Look through the material and copy each line holding "pattern".
————————
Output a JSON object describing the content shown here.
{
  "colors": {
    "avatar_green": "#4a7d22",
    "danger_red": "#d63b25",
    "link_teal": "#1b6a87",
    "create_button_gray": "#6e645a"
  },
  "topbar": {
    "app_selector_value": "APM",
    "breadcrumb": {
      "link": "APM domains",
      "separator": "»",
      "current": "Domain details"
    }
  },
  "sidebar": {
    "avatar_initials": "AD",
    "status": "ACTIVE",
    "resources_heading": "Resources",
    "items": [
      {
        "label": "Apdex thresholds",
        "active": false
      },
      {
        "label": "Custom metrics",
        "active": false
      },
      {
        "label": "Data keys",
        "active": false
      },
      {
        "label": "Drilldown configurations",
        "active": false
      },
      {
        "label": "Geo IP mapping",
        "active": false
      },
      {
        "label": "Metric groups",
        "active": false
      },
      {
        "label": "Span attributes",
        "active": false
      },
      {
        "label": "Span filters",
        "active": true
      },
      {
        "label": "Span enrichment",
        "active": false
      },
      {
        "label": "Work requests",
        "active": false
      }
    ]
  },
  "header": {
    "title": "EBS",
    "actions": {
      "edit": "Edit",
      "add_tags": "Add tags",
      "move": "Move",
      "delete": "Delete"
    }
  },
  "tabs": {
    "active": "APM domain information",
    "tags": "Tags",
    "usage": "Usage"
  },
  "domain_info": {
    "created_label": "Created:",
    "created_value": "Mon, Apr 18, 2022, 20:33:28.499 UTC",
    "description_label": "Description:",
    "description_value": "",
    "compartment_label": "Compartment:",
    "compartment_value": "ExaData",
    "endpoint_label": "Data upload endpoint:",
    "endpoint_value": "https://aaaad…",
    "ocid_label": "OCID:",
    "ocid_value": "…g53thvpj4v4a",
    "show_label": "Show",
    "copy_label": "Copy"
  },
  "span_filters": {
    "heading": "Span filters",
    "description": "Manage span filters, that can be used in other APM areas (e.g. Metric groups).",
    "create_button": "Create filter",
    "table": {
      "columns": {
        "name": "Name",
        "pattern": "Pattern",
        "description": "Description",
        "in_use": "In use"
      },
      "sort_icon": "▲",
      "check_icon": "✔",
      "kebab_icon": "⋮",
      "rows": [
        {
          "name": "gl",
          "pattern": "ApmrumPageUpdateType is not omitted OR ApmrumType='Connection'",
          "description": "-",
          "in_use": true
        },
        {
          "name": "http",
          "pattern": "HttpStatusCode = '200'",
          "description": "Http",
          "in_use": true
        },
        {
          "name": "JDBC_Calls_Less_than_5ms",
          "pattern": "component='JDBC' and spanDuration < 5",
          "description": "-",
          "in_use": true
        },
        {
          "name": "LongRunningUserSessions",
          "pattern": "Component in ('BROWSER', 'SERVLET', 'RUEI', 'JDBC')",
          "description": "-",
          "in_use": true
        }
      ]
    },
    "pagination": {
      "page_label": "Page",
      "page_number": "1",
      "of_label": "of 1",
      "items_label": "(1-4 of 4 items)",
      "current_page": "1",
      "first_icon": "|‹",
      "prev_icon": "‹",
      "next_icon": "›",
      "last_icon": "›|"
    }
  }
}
————————
**THE ANSWER**
        "pattern": "Pattern",
          "pattern": "ApmrumPageUpdateType is not omitted OR ApmrumType='Connection'",
          "pattern": "HttpStatusCode = '200'",
          "pattern": "component='JDBC' and spanDuration < 5",
          "pattern": "Component in ('BROWSER', 'SERVLET', 'RUEI', 'JDBC')",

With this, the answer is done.